TASK DESCRIPTION:
Look through the listing for the word "name". Copy each line that has it.

DATA TO PROCESS:
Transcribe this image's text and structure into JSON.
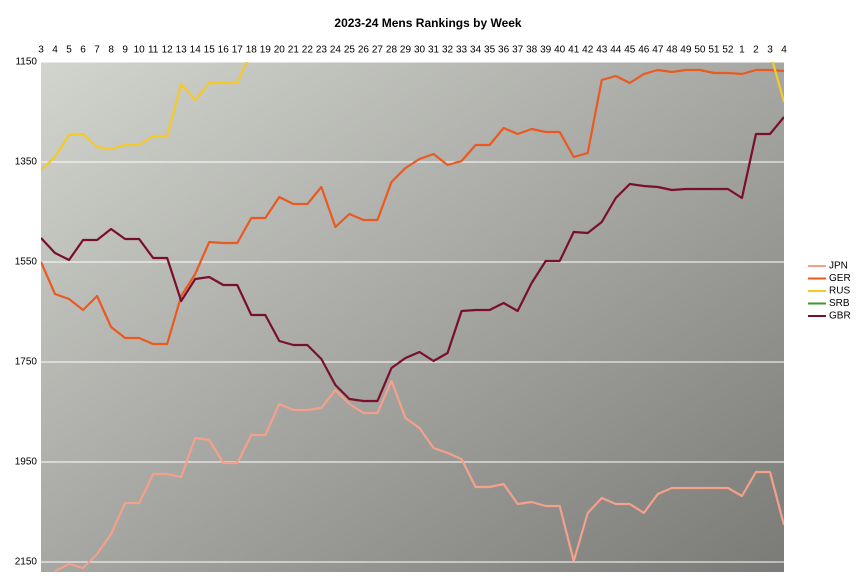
{
  "chart_data": {
    "type": "line",
    "title": "2023-24 Mens Rankings by Week",
    "categories": [
      3,
      4,
      5,
      6,
      7,
      8,
      9,
      10,
      11,
      12,
      13,
      14,
      15,
      16,
      17,
      18,
      19,
      20,
      21,
      22,
      23,
      24,
      25,
      26,
      27,
      28,
      29,
      30,
      31,
      32,
      33,
      34,
      35,
      36,
      37,
      38,
      39,
      40,
      41,
      42,
      43,
      44,
      45,
      46,
      47,
      48,
      49,
      50,
      51,
      52,
      1,
      2,
      3,
      4
    ],
    "ylim": [
      1150,
      2170
    ],
    "y_reversed": true,
    "yticks": [
      1150,
      1350,
      1550,
      1750,
      1950,
      2150
    ],
    "grid": true,
    "legend": "right",
    "series": [
      {
        "name": "JPN",
        "color": "#f4a08a",
        "values": [
          null,
          2168,
          2154,
          2162,
          2134,
          2094,
          2032,
          2032,
          1974,
          1974,
          1980,
          1902,
          1906,
          1952,
          1952,
          1896,
          1896,
          1834,
          1846,
          1846,
          1842,
          1806,
          1834,
          1852,
          1852,
          1788,
          1862,
          1882,
          1922,
          1932,
          1944,
          2000,
          2000,
          1994,
          2034,
          2030,
          2038,
          2038,
          2148,
          2052,
          2022,
          2034,
          2034,
          2052,
          2014,
          2002,
          2002,
          2002,
          2002,
          2002,
          2018,
          1970,
          1970,
          2076
        ]
      },
      {
        "name": "GER",
        "color": "#ea5a20",
        "values": [
          1550,
          1614,
          1624,
          1646,
          1618,
          1680,
          1702,
          1702,
          1714,
          1714,
          1618,
          1574,
          1510,
          1512,
          1512,
          1462,
          1462,
          1420,
          1434,
          1434,
          1400,
          1480,
          1454,
          1466,
          1466,
          1390,
          1362,
          1344,
          1334,
          1356,
          1348,
          1316,
          1316,
          1282,
          1294,
          1284,
          1290,
          1290,
          1340,
          1332,
          1186,
          1178,
          1192,
          1174,
          1166,
          1170,
          1166,
          1166,
          1172,
          1172,
          1174,
          1166,
          1166,
          1168
        ]
      },
      {
        "name": "RUS",
        "color": "#f5c92a",
        "values": [
          1366,
          1340,
          1296,
          1294,
          1320,
          1324,
          1316,
          1316,
          1298,
          1298,
          1194,
          1226,
          1192,
          1192,
          1192,
          1130,
          null,
          null,
          null,
          null,
          null,
          null,
          null,
          null,
          null,
          null,
          null,
          null,
          null,
          null,
          null,
          null,
          null,
          null,
          null,
          null,
          null,
          null,
          null,
          null,
          null,
          null,
          null,
          null,
          null,
          null,
          null,
          null,
          null,
          null,
          null,
          null,
          1130,
          1230
        ]
      },
      {
        "name": "SRB",
        "color": "#3d9a2a",
        "values": [
          null,
          null,
          null,
          null,
          null,
          null,
          null,
          null,
          null,
          null,
          null,
          null,
          null,
          null,
          null,
          null,
          null,
          null,
          null,
          null,
          null,
          null,
          null,
          null,
          null,
          null,
          null,
          null,
          null,
          null,
          null,
          null,
          null,
          null,
          null,
          null,
          null,
          null,
          null,
          null,
          null,
          null,
          null,
          null,
          null,
          null,
          null,
          null,
          null,
          null,
          null,
          null,
          null,
          null
        ]
      },
      {
        "name": "GBR",
        "color": "#7a0f2c",
        "values": [
          1502,
          1532,
          1546,
          1506,
          1506,
          1484,
          1504,
          1504,
          1542,
          1542,
          1628,
          1584,
          1580,
          1596,
          1596,
          1656,
          1656,
          1708,
          1716,
          1716,
          1744,
          1796,
          1824,
          1828,
          1828,
          1762,
          1742,
          1730,
          1748,
          1732,
          1648,
          1646,
          1646,
          1632,
          1648,
          1592,
          1548,
          1548,
          1490,
          1492,
          1470,
          1422,
          1394,
          1398,
          1400,
          1406,
          1404,
          1404,
          1404,
          1404,
          1422,
          1294,
          1294,
          1260
        ]
      }
    ]
  }
}
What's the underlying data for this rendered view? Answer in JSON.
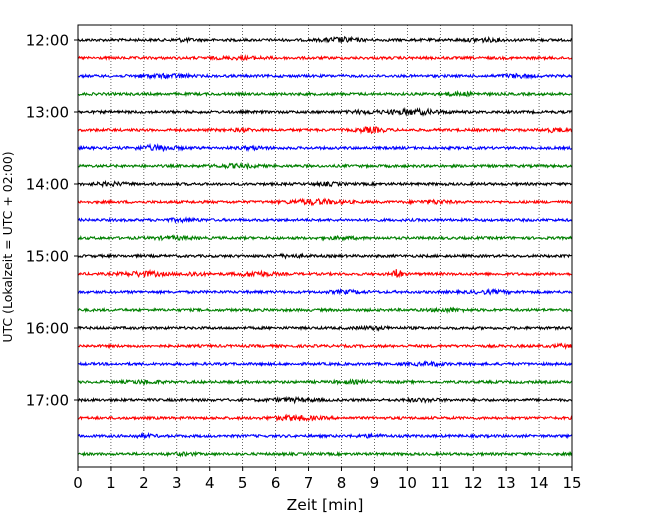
{
  "chart_data": {
    "type": "line",
    "title": "",
    "xlabel": "Zeit  [min]",
    "ylabel": "UTC (Lokalzeit = UTC + 02:00)",
    "xlim": [
      0,
      15
    ],
    "x_ticks": [
      "0",
      "1",
      "2",
      "3",
      "4",
      "5",
      "6",
      "7",
      "8",
      "9",
      "10",
      "11",
      "12",
      "13",
      "14",
      "15"
    ],
    "y_ticks": [
      "12:00",
      "13:00",
      "14:00",
      "15:00",
      "16:00",
      "17:00"
    ],
    "grid": "vertical dotted",
    "trace_colors": [
      "#000000",
      "#ff0000",
      "#0000ff",
      "#008000"
    ],
    "series": [
      {
        "start": "12:00",
        "color": "#000000",
        "events": [
          {
            "x": 8.0,
            "amp": 2.0,
            "width": 0.5
          },
          {
            "x": 12.3,
            "amp": 1.3,
            "width": 0.5
          },
          {
            "x": 3.2,
            "amp": 1.0,
            "width": 0.3
          }
        ]
      },
      {
        "start": "12:15",
        "color": "#ff0000",
        "events": [
          {
            "x": 5.0,
            "amp": 0.8,
            "width": 0.8
          }
        ]
      },
      {
        "start": "12:30",
        "color": "#0000ff",
        "events": [
          {
            "x": 2.4,
            "amp": 1.2,
            "width": 0.6
          },
          {
            "x": 13.3,
            "amp": 1.2,
            "width": 0.5
          },
          {
            "x": 3.1,
            "amp": 1.0,
            "width": 0.3
          }
        ]
      },
      {
        "start": "12:45",
        "color": "#008000",
        "events": [
          {
            "x": 11.5,
            "amp": 1.2,
            "width": 0.6
          }
        ]
      },
      {
        "start": "13:00",
        "color": "#000000",
        "events": [
          {
            "x": 10.2,
            "amp": 2.0,
            "width": 0.8
          },
          {
            "x": 8.7,
            "amp": 1.0,
            "width": 0.5
          }
        ]
      },
      {
        "start": "13:15",
        "color": "#ff0000",
        "events": [
          {
            "x": 8.9,
            "amp": 2.2,
            "width": 0.4
          },
          {
            "x": 14.5,
            "amp": 1.5,
            "width": 0.3
          },
          {
            "x": 5.0,
            "amp": 1.0,
            "width": 0.3
          }
        ]
      },
      {
        "start": "13:30",
        "color": "#0000ff",
        "events": [
          {
            "x": 2.4,
            "amp": 2.0,
            "width": 0.6
          },
          {
            "x": 5.3,
            "amp": 1.0,
            "width": 0.4
          }
        ]
      },
      {
        "start": "13:45",
        "color": "#008000",
        "events": [
          {
            "x": 4.8,
            "amp": 1.2,
            "width": 0.7
          }
        ]
      },
      {
        "start": "14:00",
        "color": "#000000",
        "events": [
          {
            "x": 1.0,
            "amp": 1.2,
            "width": 0.5
          },
          {
            "x": 7.6,
            "amp": 1.0,
            "width": 0.4
          }
        ]
      },
      {
        "start": "14:15",
        "color": "#ff0000",
        "events": [
          {
            "x": 7.2,
            "amp": 2.0,
            "width": 0.8
          },
          {
            "x": 10.8,
            "amp": 1.2,
            "width": 0.5
          }
        ]
      },
      {
        "start": "14:30",
        "color": "#0000ff",
        "events": [
          {
            "x": 3.2,
            "amp": 1.0,
            "width": 0.5
          }
        ]
      },
      {
        "start": "14:45",
        "color": "#008000",
        "events": [
          {
            "x": 2.9,
            "amp": 1.0,
            "width": 0.6
          },
          {
            "x": 8.0,
            "amp": 0.8,
            "width": 0.5
          }
        ]
      },
      {
        "start": "15:00",
        "color": "#000000",
        "events": [
          {
            "x": 6.4,
            "amp": 0.9,
            "width": 0.5
          }
        ]
      },
      {
        "start": "15:15",
        "color": "#ff0000",
        "events": [
          {
            "x": 9.7,
            "amp": 5.5,
            "width": 0.12
          },
          {
            "x": 2.0,
            "amp": 2.0,
            "width": 0.6
          },
          {
            "x": 5.4,
            "amp": 2.0,
            "width": 0.5
          },
          {
            "x": 3.5,
            "amp": 1.5,
            "width": 0.3
          }
        ]
      },
      {
        "start": "15:30",
        "color": "#0000ff",
        "events": [
          {
            "x": 8.2,
            "amp": 1.0,
            "width": 0.5
          },
          {
            "x": 12.5,
            "amp": 1.0,
            "width": 0.6
          }
        ]
      },
      {
        "start": "15:45",
        "color": "#008000",
        "events": [
          {
            "x": 11.2,
            "amp": 1.1,
            "width": 0.5
          }
        ]
      },
      {
        "start": "16:00",
        "color": "#000000",
        "events": [
          {
            "x": 9.0,
            "amp": 0.9,
            "width": 0.5
          }
        ]
      },
      {
        "start": "16:15",
        "color": "#ff0000",
        "events": [
          {
            "x": 14.7,
            "amp": 1.0,
            "width": 0.3
          }
        ]
      },
      {
        "start": "16:30",
        "color": "#0000ff",
        "events": [
          {
            "x": 10.7,
            "amp": 1.2,
            "width": 0.5
          }
        ]
      },
      {
        "start": "16:45",
        "color": "#008000",
        "events": [
          {
            "x": 2.0,
            "amp": 1.2,
            "width": 0.5
          },
          {
            "x": 8.3,
            "amp": 0.9,
            "width": 0.5
          }
        ]
      },
      {
        "start": "17:00",
        "color": "#000000",
        "events": [
          {
            "x": 6.5,
            "amp": 1.3,
            "width": 0.7
          },
          {
            "x": 10.5,
            "amp": 1.0,
            "width": 0.5
          }
        ]
      },
      {
        "start": "17:15",
        "color": "#ff0000",
        "events": [
          {
            "x": 6.6,
            "amp": 1.8,
            "width": 0.7
          }
        ]
      },
      {
        "start": "17:30",
        "color": "#0000ff",
        "events": [
          {
            "x": 2.0,
            "amp": 1.0,
            "width": 0.4
          },
          {
            "x": 8.9,
            "amp": 1.0,
            "width": 0.4
          }
        ]
      },
      {
        "start": "17:45",
        "color": "#008000",
        "events": [
          {
            "x": 3.2,
            "amp": 0.8,
            "width": 0.4
          }
        ]
      }
    ]
  }
}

SOLUTION TO THIS PROBLEM:
        "name": "JPN",
        "name": "GER",
        "name": "RUS",
        "name": "SRB",
        "name": "GBR",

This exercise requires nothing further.